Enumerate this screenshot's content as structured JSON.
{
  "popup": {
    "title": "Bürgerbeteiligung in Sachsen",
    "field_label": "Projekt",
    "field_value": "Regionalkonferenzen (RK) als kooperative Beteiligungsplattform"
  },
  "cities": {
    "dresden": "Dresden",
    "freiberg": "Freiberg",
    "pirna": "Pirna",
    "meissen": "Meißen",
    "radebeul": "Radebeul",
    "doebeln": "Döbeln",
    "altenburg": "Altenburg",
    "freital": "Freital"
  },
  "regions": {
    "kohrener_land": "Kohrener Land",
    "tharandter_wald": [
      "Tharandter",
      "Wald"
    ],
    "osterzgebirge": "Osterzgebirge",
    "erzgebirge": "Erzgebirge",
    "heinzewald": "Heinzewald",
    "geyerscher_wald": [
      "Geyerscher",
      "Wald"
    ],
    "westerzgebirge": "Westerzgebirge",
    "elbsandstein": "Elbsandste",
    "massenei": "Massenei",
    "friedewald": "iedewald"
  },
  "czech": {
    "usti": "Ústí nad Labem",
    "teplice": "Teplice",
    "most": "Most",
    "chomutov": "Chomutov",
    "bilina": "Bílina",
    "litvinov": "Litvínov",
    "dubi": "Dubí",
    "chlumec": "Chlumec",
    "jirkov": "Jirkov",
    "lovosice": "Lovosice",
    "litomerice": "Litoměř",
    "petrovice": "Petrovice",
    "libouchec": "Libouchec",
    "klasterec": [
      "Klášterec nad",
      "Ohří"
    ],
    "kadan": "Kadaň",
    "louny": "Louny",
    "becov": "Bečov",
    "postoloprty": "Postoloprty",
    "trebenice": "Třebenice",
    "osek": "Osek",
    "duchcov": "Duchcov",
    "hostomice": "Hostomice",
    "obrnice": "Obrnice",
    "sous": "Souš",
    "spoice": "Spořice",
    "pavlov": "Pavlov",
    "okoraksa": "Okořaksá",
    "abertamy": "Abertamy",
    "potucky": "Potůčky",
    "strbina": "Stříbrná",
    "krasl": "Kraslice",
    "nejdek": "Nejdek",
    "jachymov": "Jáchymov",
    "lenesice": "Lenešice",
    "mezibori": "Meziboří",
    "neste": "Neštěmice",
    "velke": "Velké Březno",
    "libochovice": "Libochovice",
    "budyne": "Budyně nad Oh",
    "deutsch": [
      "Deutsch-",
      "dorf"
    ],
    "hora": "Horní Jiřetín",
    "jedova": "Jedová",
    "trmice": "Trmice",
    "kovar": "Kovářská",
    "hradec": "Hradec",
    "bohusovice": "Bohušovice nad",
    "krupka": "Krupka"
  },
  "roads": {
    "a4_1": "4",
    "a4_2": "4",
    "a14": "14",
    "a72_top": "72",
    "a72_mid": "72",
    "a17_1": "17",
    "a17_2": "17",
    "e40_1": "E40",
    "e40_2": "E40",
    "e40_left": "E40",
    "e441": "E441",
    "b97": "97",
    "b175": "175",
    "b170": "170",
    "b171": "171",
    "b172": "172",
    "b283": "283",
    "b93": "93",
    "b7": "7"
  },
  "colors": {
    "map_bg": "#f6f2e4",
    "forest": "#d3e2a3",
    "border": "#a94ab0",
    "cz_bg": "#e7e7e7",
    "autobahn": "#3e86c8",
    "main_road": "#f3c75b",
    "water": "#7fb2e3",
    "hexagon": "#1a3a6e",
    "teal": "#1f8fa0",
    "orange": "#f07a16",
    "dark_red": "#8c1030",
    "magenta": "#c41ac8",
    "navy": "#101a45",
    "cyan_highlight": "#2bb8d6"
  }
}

• Goal of the exercise: Would you copy out each line exactly as written?

• Written answer:
Enumerate this screenshot's content as structured JSON.
{
  "popup": {
    "title": "Bürgerbeteiligung in Sachsen",
    "field_label": "Projekt",
    "field_value": "Regionalkonferenzen (RK) als kooperative Beteiligungsplattform"
  },
  "cities": {
    "dresden": "Dresden",
    "freiberg": "Freiberg",
    "pirna": "Pirna",
    "meissen": "Meißen",
    "radebeul": "Radebeul",
    "doebeln": "Döbeln",
    "altenburg": "Altenburg",
    "freital": "Freital"
  },
  "regions": {
    "kohrener_land": "Kohrener Land",
    "tharandter_wald": [
      "Tharandter",
      "Wald"
    ],
    "osterzgebirge": "Osterzgebirge",
    "erzgebirge": "Erzgebirge",
    "heinzewald": "Heinzewald",
    "geyerscher_wald": [
      "Geyerscher",
      "Wald"
    ],
    "westerzgebirge": "Westerzgebirge",
    "elbsandstein": "Elbsandste",
    "massenei": "Massenei",
    "friedewald": "iedewald"
  },
  "czech": {
    "usti": "Ústí nad Labem",
    "teplice": "Teplice",
    "most": "Most",
    "chomutov": "Chomutov",
    "bilina": "Bílina",
    "litvinov": "Litvínov",
    "dubi": "Dubí",
    "chlumec": "Chlumec",
    "jirkov": "Jirkov",
    "lovosice": "Lovosice",
    "litomerice": "Litoměř",
    "petrovice": "Petrovice",
    "libouchec": "Libouchec",
    "klasterec": [
      "Klášterec nad",
      "Ohří"
    ],
    "kadan": "Kadaň",
    "louny": "Louny",
    "becov": "Bečov",
    "postoloprty": "Postoloprty",
    "trebenice": "Třebenice",
    "osek": "Osek",
    "duchcov": "Duchcov",
    "hostomice": "Hostomice",
    "obrnice": "Obrnice",
    "sous": "Souš",
    "spoice": "Spořice",
    "pavlov": "Pavlov",
    "okoraksa": "Okořaksá",
    "abertamy": "Abertamy",
    "potucky": "Potůčky",
    "strbina": "Stříbrná",
    "krasl": "Kraslice",
    "nejdek": "Nejdek",
    "jachymov": "Jáchymov",
    "lenesice": "Lenešice",
    "mezibori": "Meziboří",
    "neste": "Neštěmice",
    "velke": "Velké Březno",
    "libochovice": "Libochovice",
    "budyne": "Budyně nad Oh",
    "deutsch": [
      "Deutsch-",
      "dorf"
    ],
    "hora": "Horní Jiřetín",
    "jedova": "Jedová",
    "trmice": "Trmice",
    "kovar": "Kovářská",
    "hradec": "Hradec",
    "bohusovice": "Bohušovice nad",
    "krupka": "Krupka"
  },
  "roads": {
    "a4_1": "4",
    "a4_2": "4",
    "a14": "14",
    "a72_top": "72",
    "a72_mid": "72",
    "a17_1": "17",
    "a17_2": "17",
    "e40_1": "E40",
    "e40_2": "E40",
    "e40_left": "E40",
    "e441": "E441",
    "b97": "97",
    "b175": "175",
    "b170": "170",
    "b171": "171",
    "b172": "172",
    "b283": "283",
    "b93": "93",
    "b7": "7"
  },
  "colors": {
    "map_bg": "#f6f2e4",
    "forest": "#d3e2a3",
    "border": "#a94ab0",
    "cz_bg": "#e7e7e7",
    "autobahn": "#3e86c8",
    "main_road": "#f3c75b",
    "water": "#7fb2e3",
    "hexagon": "#1a3a6e",
    "teal": "#1f8fa0",
    "orange": "#f07a16",
    "dark_red": "#8c1030",
    "magenta": "#c41ac8",
    "navy": "#101a45",
    "cyan_highlight": "#2bb8d6"
  }
}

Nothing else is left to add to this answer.